**Saved data entries**
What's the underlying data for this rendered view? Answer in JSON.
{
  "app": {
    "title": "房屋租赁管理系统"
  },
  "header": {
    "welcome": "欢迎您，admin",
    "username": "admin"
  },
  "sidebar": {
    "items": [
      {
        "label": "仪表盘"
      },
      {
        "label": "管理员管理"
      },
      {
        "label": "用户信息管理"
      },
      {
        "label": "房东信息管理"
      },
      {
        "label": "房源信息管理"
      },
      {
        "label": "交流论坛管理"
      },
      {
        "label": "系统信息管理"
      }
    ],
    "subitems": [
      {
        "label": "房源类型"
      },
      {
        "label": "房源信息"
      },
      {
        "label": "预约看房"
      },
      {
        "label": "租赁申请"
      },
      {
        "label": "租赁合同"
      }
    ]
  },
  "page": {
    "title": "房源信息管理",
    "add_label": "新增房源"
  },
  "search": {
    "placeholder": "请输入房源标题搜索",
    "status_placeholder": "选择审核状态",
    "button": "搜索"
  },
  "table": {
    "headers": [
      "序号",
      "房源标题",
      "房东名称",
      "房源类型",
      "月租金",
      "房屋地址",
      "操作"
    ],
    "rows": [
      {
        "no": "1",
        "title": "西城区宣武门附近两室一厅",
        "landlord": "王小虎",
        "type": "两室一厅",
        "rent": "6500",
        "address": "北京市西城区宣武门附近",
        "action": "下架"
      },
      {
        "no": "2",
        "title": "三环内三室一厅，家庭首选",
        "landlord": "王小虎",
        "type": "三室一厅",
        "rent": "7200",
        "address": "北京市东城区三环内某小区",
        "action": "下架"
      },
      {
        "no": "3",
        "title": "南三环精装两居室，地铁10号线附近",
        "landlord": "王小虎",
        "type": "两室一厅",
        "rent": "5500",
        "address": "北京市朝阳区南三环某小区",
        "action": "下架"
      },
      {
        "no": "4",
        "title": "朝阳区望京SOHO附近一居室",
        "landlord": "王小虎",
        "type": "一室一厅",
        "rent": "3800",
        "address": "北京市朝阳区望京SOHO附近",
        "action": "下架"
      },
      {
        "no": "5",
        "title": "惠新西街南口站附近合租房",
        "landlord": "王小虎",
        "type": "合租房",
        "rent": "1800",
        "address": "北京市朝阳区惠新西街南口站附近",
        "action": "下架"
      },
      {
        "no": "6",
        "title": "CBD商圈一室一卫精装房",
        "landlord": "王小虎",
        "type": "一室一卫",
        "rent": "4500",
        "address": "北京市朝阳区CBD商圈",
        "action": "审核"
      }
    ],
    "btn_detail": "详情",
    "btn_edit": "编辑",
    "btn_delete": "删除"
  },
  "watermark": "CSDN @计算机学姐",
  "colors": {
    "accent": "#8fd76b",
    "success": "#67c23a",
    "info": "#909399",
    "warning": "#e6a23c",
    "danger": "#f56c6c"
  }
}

**EXERCISE GOAL**
Generate an exact reproduction of all entries.

**EXERCISE ANSWER**
What's the underlying data for this rendered view? Answer in JSON.
{
  "app": {
    "title": "房屋租赁管理系统"
  },
  "header": {
    "welcome": "欢迎您，admin",
    "username": "admin"
  },
  "sidebar": {
    "items": [
      {
        "label": "仪表盘"
      },
      {
        "label": "管理员管理"
      },
      {
        "label": "用户信息管理"
      },
      {
        "label": "房东信息管理"
      },
      {
        "label": "房源信息管理"
      },
      {
        "label": "交流论坛管理"
      },
      {
        "label": "系统信息管理"
      }
    ],
    "subitems": [
      {
        "label": "房源类型"
      },
      {
        "label": "房源信息"
      },
      {
        "label": "预约看房"
      },
      {
        "label": "租赁申请"
      },
      {
        "label": "租赁合同"
      }
    ]
  },
  "page": {
    "title": "房源信息管理",
    "add_label": "新增房源"
  },
  "search": {
    "placeholder": "请输入房源标题搜索",
    "status_placeholder": "选择审核状态",
    "button": "搜索"
  },
  "table": {
    "headers": [
      "序号",
      "房源标题",
      "房东名称",
      "房源类型",
      "月租金",
      "房屋地址",
      "操作"
    ],
    "rows": [
      {
        "no": "1",
        "title": "西城区宣武门附近两室一厅",
        "landlord": "王小虎",
        "type": "两室一厅",
        "rent": "6500",
        "address": "北京市西城区宣武门附近",
        "action": "下架"
      },
      {
        "no": "2",
        "title": "三环内三室一厅，家庭首选",
        "landlord": "王小虎",
        "type": "三室一厅",
        "rent": "7200",
        "address": "北京市东城区三环内某小区",
        "action": "下架"
      },
      {
        "no": "3",
        "title": "南三环精装两居室，地铁10号线附近",
        "landlord": "王小虎",
        "type": "两室一厅",
        "rent": "5500",
        "address": "北京市朝阳区南三环某小区",
        "action": "下架"
      },
      {
        "no": "4",
        "title": "朝阳区望京SOHO附近一居室",
        "landlord": "王小虎",
        "type": "一室一厅",
        "rent": "3800",
        "address": "北京市朝阳区望京SOHO附近",
        "action": "下架"
      },
      {
        "no": "5",
        "title": "惠新西街南口站附近合租房",
        "landlord": "王小虎",
        "type": "合租房",
        "rent": "1800",
        "address": "北京市朝阳区惠新西街南口站附近",
        "action": "下架"
      },
      {
        "no": "6",
        "title": "CBD商圈一室一卫精装房",
        "landlord": "王小虎",
        "type": "一室一卫",
        "rent": "4500",
        "address": "北京市朝阳区CBD商圈",
        "action": "审核"
      }
    ],
    "btn_detail": "详情",
    "btn_edit": "编辑",
    "btn_delete": "删除"
  },
  "watermark": "CSDN @计算机学姐",
  "colors": {
    "accent": "#8fd76b",
    "success": "#67c23a",
    "info": "#909399",
    "warning": "#e6a23c",
    "danger": "#f56c6c"
  }
}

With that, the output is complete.